## PROBLEM
From the entries provided below, copy each line that contains the word "امين".

## DATA FOR THIS TASK
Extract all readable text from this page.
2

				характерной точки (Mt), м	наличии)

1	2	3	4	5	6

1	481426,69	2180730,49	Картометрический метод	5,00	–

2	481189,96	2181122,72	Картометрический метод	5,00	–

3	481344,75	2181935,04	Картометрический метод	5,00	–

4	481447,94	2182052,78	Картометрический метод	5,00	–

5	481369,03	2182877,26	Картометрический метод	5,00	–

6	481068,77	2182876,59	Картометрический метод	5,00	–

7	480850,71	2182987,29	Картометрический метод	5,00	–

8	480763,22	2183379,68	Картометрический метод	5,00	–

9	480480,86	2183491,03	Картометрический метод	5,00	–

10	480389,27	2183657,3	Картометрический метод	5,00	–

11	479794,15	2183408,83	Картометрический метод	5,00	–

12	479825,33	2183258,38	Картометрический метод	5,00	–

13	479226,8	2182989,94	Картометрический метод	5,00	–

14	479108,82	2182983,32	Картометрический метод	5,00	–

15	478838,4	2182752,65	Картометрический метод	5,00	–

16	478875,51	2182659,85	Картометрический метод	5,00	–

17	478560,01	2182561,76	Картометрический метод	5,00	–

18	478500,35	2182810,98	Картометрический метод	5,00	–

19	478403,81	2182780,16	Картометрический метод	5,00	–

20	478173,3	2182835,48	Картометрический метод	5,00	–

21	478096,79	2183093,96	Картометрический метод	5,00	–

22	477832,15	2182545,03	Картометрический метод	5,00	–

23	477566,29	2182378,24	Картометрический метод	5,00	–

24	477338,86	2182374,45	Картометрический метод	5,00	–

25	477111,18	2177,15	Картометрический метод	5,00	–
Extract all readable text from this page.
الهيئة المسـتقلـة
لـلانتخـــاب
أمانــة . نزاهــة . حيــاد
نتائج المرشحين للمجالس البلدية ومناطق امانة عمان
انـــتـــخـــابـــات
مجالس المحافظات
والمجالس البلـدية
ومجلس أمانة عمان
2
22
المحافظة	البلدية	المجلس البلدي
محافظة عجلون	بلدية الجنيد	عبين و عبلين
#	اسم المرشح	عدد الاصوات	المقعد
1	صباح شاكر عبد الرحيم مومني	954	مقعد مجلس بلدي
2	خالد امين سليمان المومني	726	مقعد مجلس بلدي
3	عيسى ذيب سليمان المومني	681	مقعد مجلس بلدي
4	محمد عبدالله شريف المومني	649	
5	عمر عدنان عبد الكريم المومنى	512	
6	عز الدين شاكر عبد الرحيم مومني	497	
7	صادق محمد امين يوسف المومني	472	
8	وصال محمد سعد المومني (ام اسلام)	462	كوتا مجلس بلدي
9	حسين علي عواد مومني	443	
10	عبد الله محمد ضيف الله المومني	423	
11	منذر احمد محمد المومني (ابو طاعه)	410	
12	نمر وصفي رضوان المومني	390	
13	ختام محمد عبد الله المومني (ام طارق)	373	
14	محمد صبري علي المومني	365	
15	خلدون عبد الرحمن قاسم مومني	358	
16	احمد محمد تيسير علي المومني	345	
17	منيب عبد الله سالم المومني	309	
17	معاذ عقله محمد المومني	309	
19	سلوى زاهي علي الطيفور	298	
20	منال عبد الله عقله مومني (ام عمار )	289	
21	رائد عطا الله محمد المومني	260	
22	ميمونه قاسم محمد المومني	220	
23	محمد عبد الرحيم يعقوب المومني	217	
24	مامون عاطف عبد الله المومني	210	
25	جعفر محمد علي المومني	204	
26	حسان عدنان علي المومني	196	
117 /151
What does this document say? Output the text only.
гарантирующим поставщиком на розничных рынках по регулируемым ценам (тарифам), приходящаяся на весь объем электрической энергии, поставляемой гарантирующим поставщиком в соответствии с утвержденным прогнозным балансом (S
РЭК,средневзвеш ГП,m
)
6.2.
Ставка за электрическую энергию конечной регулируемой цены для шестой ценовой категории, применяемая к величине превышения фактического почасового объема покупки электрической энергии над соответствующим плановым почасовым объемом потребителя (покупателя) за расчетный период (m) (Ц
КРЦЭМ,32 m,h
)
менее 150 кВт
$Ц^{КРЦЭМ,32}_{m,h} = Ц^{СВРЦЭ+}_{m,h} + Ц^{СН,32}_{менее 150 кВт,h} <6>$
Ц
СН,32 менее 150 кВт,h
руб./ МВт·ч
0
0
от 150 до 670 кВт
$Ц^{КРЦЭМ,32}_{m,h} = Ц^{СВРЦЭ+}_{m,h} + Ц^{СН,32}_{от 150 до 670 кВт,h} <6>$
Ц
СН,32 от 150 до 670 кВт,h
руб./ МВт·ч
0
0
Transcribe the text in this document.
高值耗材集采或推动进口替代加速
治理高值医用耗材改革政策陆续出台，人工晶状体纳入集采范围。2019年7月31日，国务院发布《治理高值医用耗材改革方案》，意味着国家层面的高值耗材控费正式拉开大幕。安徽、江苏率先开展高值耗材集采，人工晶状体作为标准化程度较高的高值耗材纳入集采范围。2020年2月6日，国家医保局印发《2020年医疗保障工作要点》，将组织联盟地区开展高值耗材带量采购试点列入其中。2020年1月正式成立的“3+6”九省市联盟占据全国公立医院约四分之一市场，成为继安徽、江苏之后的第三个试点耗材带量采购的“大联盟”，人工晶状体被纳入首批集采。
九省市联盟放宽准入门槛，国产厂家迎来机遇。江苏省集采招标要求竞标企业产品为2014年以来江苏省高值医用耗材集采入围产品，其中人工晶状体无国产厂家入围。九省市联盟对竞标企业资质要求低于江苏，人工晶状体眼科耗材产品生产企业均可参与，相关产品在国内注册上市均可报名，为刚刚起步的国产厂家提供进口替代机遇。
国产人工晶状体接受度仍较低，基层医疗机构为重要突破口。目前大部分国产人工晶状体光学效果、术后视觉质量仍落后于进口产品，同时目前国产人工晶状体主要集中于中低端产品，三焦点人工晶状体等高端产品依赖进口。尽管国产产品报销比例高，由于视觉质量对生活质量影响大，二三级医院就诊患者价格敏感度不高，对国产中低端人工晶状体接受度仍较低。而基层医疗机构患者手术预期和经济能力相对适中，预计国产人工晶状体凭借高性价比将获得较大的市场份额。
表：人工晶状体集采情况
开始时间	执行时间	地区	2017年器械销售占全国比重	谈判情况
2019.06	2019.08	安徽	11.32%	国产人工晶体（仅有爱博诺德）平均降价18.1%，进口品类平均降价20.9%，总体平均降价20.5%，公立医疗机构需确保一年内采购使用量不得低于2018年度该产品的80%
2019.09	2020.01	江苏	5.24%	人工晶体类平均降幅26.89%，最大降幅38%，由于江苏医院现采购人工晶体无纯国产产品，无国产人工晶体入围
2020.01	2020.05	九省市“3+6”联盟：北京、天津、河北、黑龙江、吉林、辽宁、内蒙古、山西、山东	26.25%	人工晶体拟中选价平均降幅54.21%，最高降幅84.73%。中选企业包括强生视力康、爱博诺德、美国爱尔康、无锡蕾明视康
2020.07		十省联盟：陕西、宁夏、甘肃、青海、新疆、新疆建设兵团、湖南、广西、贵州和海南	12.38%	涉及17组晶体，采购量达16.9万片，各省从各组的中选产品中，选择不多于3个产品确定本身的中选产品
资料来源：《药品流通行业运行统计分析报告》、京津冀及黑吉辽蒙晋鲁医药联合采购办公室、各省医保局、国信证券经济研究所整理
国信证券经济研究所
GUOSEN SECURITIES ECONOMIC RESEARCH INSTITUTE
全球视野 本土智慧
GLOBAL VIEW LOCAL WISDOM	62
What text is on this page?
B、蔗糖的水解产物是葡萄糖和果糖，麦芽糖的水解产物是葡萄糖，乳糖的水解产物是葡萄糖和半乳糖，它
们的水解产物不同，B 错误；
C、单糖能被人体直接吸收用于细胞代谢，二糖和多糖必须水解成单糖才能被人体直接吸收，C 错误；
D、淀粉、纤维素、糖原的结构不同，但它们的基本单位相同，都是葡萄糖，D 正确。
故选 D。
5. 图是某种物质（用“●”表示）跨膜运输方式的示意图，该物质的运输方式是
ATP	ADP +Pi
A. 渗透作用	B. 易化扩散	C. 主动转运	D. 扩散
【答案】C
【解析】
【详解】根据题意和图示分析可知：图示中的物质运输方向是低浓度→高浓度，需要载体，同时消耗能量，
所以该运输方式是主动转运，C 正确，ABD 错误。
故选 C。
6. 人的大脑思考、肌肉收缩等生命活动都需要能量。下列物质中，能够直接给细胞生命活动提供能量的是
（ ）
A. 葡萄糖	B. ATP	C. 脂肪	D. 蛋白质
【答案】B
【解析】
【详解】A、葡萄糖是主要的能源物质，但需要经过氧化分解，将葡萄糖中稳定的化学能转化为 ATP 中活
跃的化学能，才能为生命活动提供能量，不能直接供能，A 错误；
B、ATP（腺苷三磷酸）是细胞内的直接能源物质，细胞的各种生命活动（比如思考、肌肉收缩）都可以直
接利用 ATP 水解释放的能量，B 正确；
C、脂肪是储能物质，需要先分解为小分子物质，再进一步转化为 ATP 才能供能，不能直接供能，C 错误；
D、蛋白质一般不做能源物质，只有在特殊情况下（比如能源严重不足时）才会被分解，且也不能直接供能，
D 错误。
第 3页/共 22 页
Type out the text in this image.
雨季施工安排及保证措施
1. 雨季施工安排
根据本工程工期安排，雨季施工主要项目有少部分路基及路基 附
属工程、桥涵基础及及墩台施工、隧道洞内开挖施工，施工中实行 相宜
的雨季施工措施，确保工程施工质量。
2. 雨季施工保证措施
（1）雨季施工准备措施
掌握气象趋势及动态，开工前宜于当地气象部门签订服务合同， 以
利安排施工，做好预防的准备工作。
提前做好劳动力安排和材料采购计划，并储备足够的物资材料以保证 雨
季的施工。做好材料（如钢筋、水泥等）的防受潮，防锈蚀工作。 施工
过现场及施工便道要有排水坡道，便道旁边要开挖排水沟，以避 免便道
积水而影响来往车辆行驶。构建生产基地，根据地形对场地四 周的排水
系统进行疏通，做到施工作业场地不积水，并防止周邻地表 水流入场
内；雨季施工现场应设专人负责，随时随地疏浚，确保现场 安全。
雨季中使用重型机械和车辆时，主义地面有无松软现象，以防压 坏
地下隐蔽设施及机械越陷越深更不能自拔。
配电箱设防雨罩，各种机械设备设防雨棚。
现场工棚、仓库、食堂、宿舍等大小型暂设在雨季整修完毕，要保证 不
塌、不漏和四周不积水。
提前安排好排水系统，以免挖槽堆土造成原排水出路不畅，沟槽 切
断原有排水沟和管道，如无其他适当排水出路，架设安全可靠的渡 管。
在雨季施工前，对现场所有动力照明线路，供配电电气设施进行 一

## PROBLEM SOLUTION
2	خالد امين سليمان المومني	726	مقعد مجلس بلدي
7	صادق محمد امين يوسف المومني	472	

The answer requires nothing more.